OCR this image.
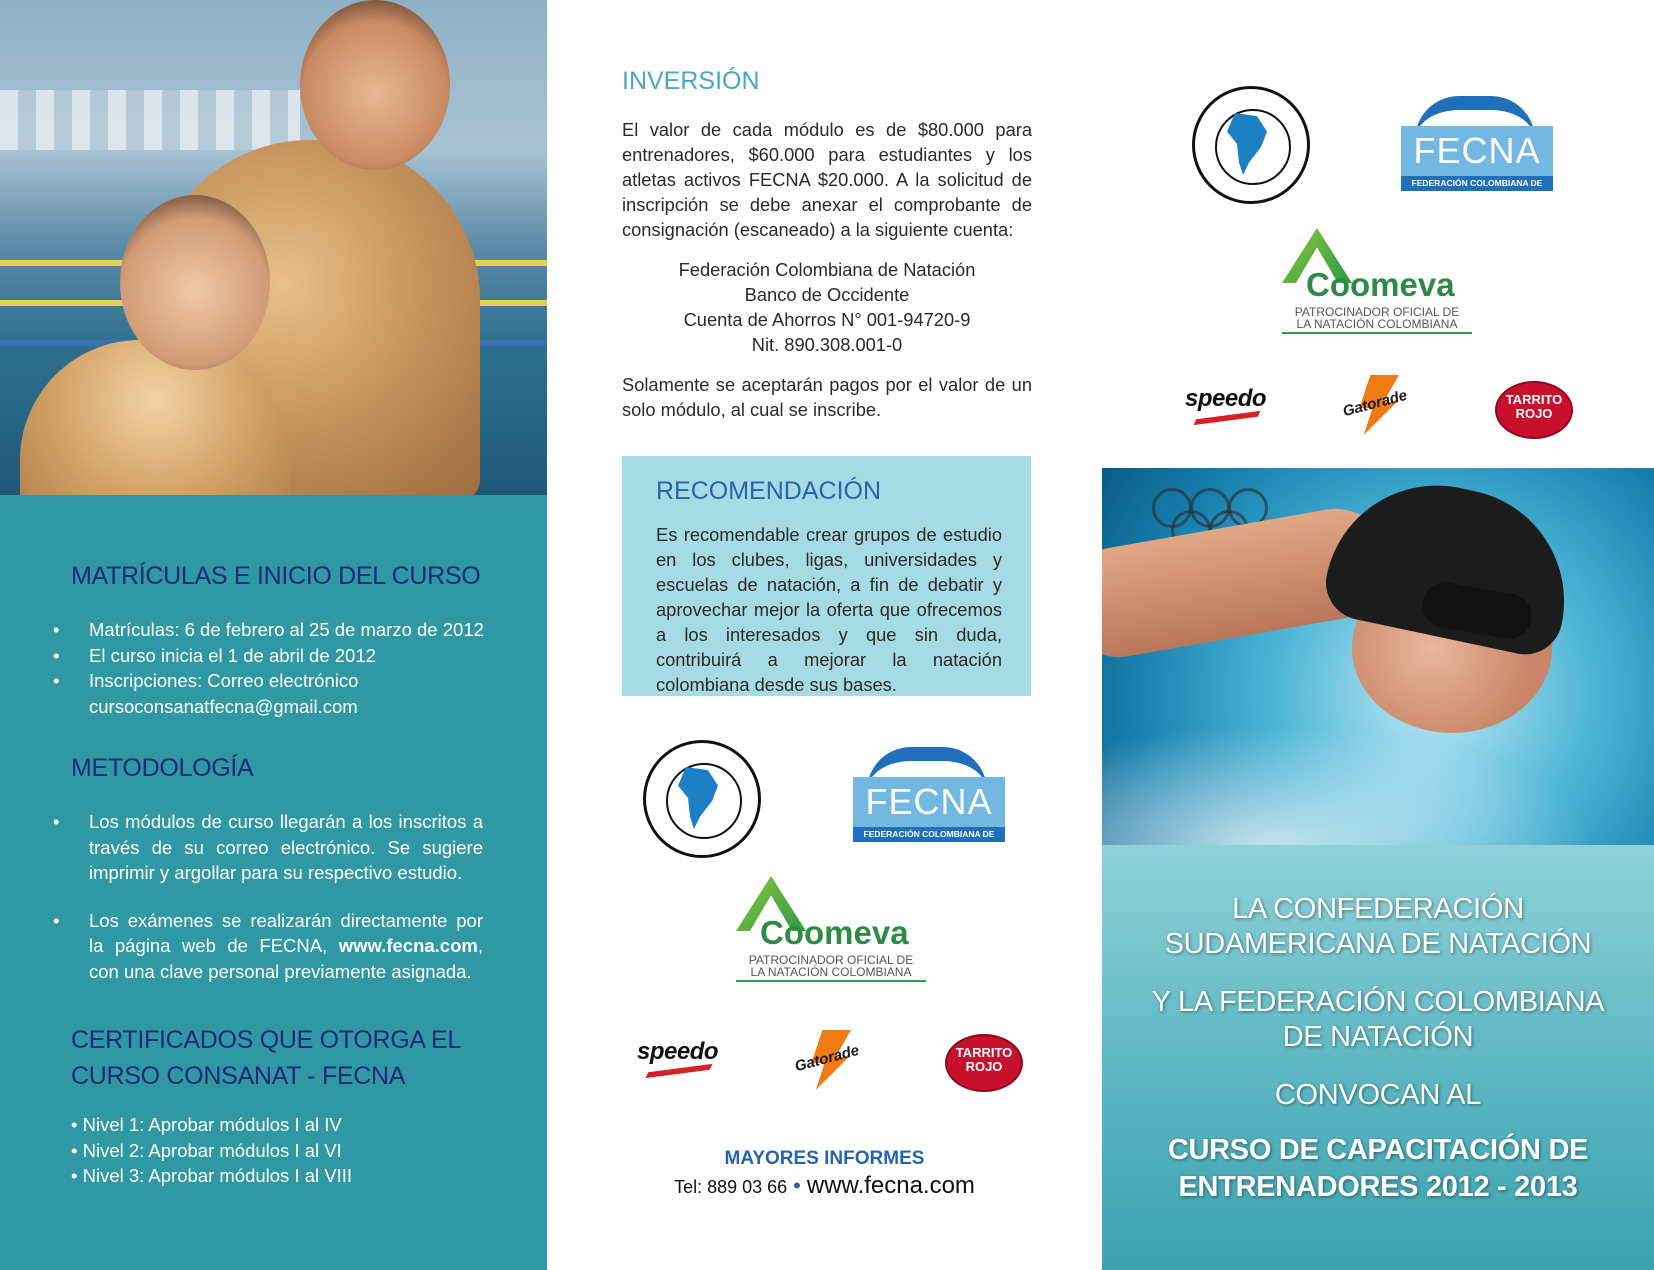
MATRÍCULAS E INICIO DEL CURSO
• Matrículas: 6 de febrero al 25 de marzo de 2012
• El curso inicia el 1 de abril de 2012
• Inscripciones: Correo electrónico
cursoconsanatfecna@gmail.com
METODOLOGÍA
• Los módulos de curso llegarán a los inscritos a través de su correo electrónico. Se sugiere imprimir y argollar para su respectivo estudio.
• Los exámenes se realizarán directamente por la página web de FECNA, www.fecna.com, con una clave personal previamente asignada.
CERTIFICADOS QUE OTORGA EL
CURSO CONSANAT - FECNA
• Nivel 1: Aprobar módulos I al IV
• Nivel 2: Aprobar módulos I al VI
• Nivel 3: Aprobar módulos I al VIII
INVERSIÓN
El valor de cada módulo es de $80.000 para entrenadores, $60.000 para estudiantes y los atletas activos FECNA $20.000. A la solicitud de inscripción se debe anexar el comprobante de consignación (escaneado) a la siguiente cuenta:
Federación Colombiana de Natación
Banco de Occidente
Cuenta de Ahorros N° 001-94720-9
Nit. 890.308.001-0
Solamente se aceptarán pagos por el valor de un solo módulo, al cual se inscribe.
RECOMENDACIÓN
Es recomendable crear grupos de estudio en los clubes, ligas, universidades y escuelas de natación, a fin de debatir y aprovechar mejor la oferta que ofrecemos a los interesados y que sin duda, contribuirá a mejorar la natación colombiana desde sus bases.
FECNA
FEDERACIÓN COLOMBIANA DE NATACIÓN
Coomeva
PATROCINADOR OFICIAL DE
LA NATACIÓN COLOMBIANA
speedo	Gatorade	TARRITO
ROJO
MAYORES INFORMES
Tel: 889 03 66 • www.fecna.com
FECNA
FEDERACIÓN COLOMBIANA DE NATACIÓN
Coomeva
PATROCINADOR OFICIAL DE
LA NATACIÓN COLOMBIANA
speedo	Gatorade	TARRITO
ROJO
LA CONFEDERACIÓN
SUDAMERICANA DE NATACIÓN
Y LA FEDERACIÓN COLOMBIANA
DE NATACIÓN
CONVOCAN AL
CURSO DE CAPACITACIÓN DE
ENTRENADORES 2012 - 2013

============

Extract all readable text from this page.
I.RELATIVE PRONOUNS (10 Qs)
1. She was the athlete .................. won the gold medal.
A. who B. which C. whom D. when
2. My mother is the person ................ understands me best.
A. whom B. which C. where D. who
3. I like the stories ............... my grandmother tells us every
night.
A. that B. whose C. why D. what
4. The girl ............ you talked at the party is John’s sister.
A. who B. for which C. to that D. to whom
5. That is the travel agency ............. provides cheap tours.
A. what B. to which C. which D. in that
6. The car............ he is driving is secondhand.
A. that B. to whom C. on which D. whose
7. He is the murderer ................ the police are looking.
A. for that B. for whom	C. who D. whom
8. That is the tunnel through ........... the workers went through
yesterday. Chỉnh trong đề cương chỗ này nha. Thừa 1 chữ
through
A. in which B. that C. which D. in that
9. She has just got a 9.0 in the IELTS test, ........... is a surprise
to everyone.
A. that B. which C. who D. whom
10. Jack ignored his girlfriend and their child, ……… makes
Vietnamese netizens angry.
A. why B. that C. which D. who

============

(DIRECTIONS):
Copy out all lines from the material above that contain the string "Nivel".

(WORKED SOLUTION):
• Nivel 1: Aprobar módulos I al IV
• Nivel 2: Aprobar módulos I al VI
• Nivel 3: Aprobar módulos I al VIII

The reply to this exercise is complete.